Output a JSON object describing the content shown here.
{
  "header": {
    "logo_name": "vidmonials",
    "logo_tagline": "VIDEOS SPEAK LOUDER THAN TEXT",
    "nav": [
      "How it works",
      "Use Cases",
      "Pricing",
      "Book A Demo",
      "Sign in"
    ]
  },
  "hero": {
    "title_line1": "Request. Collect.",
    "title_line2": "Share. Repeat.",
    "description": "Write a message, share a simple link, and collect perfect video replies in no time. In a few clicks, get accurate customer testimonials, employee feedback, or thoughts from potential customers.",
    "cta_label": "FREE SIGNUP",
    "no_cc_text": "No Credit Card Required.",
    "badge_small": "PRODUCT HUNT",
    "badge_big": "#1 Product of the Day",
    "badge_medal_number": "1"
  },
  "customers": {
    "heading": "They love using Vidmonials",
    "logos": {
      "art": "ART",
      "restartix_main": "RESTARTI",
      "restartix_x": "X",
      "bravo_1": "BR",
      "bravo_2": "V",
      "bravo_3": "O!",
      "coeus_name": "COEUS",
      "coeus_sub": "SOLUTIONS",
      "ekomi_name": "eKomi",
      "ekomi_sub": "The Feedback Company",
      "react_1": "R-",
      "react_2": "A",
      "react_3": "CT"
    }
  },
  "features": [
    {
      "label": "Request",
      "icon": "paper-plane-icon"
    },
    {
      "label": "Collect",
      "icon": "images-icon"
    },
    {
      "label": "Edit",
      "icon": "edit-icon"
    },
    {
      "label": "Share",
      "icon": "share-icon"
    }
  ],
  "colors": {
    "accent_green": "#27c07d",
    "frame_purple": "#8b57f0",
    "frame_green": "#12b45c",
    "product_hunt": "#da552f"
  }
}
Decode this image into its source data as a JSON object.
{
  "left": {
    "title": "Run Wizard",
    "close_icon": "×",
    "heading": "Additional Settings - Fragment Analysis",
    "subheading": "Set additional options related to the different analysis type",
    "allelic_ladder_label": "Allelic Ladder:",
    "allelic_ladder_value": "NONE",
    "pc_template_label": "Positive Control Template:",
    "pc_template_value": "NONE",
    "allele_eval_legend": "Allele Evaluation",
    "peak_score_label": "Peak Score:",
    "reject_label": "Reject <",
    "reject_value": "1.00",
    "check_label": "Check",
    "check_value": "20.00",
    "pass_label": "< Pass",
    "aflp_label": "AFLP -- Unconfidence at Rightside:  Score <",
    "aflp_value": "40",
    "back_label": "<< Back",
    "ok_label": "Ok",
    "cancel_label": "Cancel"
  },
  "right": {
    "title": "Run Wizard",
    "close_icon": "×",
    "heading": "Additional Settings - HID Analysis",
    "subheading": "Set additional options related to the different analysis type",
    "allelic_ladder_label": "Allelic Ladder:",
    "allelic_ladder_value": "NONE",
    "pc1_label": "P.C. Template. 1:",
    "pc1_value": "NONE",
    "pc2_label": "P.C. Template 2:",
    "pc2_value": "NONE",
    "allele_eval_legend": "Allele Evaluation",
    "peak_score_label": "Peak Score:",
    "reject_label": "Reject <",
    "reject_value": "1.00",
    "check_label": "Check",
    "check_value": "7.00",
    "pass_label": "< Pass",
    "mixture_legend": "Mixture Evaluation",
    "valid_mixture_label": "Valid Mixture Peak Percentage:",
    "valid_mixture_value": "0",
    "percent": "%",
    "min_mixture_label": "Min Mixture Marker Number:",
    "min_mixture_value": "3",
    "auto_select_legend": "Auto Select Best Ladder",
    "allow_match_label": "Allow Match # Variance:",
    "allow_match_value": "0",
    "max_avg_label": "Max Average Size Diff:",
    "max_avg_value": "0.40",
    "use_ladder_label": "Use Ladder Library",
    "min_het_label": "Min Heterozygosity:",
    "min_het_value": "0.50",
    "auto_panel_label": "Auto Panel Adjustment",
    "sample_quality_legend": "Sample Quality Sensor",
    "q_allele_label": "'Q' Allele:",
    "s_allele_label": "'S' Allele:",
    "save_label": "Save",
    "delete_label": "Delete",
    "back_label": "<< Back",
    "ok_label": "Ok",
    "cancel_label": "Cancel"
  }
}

• • • • • • •

WRITTEN PROBLEM — Extract all the entries word for word.

EXPECTED ANSWER —
Output a JSON object describing the content shown here.
{
  "header": {
    "logo_name": "vidmonials",
    "logo_tagline": "VIDEOS SPEAK LOUDER THAN TEXT",
    "nav": [
      "How it works",
      "Use Cases",
      "Pricing",
      "Book A Demo",
      "Sign in"
    ]
  },
  "hero": {
    "title_line1": "Request. Collect.",
    "title_line2": "Share. Repeat.",
    "description": "Write a message, share a simple link, and collect perfect video replies in no time. In a few clicks, get accurate customer testimonials, employee feedback, or thoughts from potential customers.",
    "cta_label": "FREE SIGNUP",
    "no_cc_text": "No Credit Card Required.",
    "badge_small": "PRODUCT HUNT",
    "badge_big": "#1 Product of the Day",
    "badge_medal_number": "1"
  },
  "customers": {
    "heading": "They love using Vidmonials",
    "logos": {
      "art": "ART",
      "restartix_main": "RESTARTI",
      "restartix_x": "X",
      "bravo_1": "BR",
      "bravo_2": "V",
      "bravo_3": "O!",
      "coeus_name": "COEUS",
      "coeus_sub": "SOLUTIONS",
      "ekomi_name": "eKomi",
      "ekomi_sub": "The Feedback Company",
      "react_1": "R-",
      "react_2": "A",
      "react_3": "CT"
    }
  },
  "features": [
    {
      "label": "Request",
      "icon": "paper-plane-icon"
    },
    {
      "label": "Collect",
      "icon": "images-icon"
    },
    {
      "label": "Edit",
      "icon": "edit-icon"
    },
    {
      "label": "Share",
      "icon": "share-icon"
    }
  ],
  "colors": {
    "accent_green": "#27c07d",
    "frame_purple": "#8b57f0",
    "frame_green": "#12b45c",
    "product_hunt": "#da552f"
  }
}
Decode this image into its source data as a JSON object.
{
  "left": {
    "title": "Run Wizard",
    "close_icon": "×",
    "heading": "Additional Settings - Fragment Analysis",
    "subheading": "Set additional options related to the different analysis type",
    "allelic_ladder_label": "Allelic Ladder:",
    "allelic_ladder_value": "NONE",
    "pc_template_label": "Positive Control Template:",
    "pc_template_value": "NONE",
    "allele_eval_legend": "Allele Evaluation",
    "peak_score_label": "Peak Score:",
    "reject_label": "Reject <",
    "reject_value": "1.00",
    "check_label": "Check",
    "check_value": "20.00",
    "pass_label": "< Pass",
    "aflp_label": "AFLP -- Unconfidence at Rightside:  Score <",
    "aflp_value": "40",
    "back_label": "<< Back",
    "ok_label": "Ok",
    "cancel_label": "Cancel"
  },
  "right": {
    "title": "Run Wizard",
    "close_icon": "×",
    "heading": "Additional Settings - HID Analysis",
    "subheading": "Set additional options related to the different analysis type",
    "allelic_ladder_label": "Allelic Ladder:",
    "allelic_ladder_value": "NONE",
    "pc1_label": "P.C. Template. 1:",
    "pc1_value": "NONE",
    "pc2_label": "P.C. Template 2:",
    "pc2_value": "NONE",
    "allele_eval_legend": "Allele Evaluation",
    "peak_score_label": "Peak Score:",
    "reject_label": "Reject <",
    "reject_value": "1.00",
    "check_label": "Check",
    "check_value": "7.00",
    "pass_label": "< Pass",
    "mixture_legend": "Mixture Evaluation",
    "valid_mixture_label": "Valid Mixture Peak Percentage:",
    "valid_mixture_value": "0",
    "percent": "%",
    "min_mixture_label": "Min Mixture Marker Number:",
    "min_mixture_value": "3",
    "auto_select_legend": "Auto Select Best Ladder",
    "allow_match_label": "Allow Match # Variance:",
    "allow_match_value": "0",
    "max_avg_label": "Max Average Size Diff:",
    "max_avg_value": "0.40",
    "use_ladder_label": "Use Ladder Library",
    "min_het_label": "Min Heterozygosity:",
    "min_het_value": "0.50",
    "auto_panel_label": "Auto Panel Adjustment",
    "sample_quality_legend": "Sample Quality Sensor",
    "q_allele_label": "'Q' Allele:",
    "s_allele_label": "'S' Allele:",
    "save_label": "Save",
    "delete_label": "Delete",
    "back_label": "<< Back",
    "ok_label": "Ok",
    "cancel_label": "Cancel"
  }
}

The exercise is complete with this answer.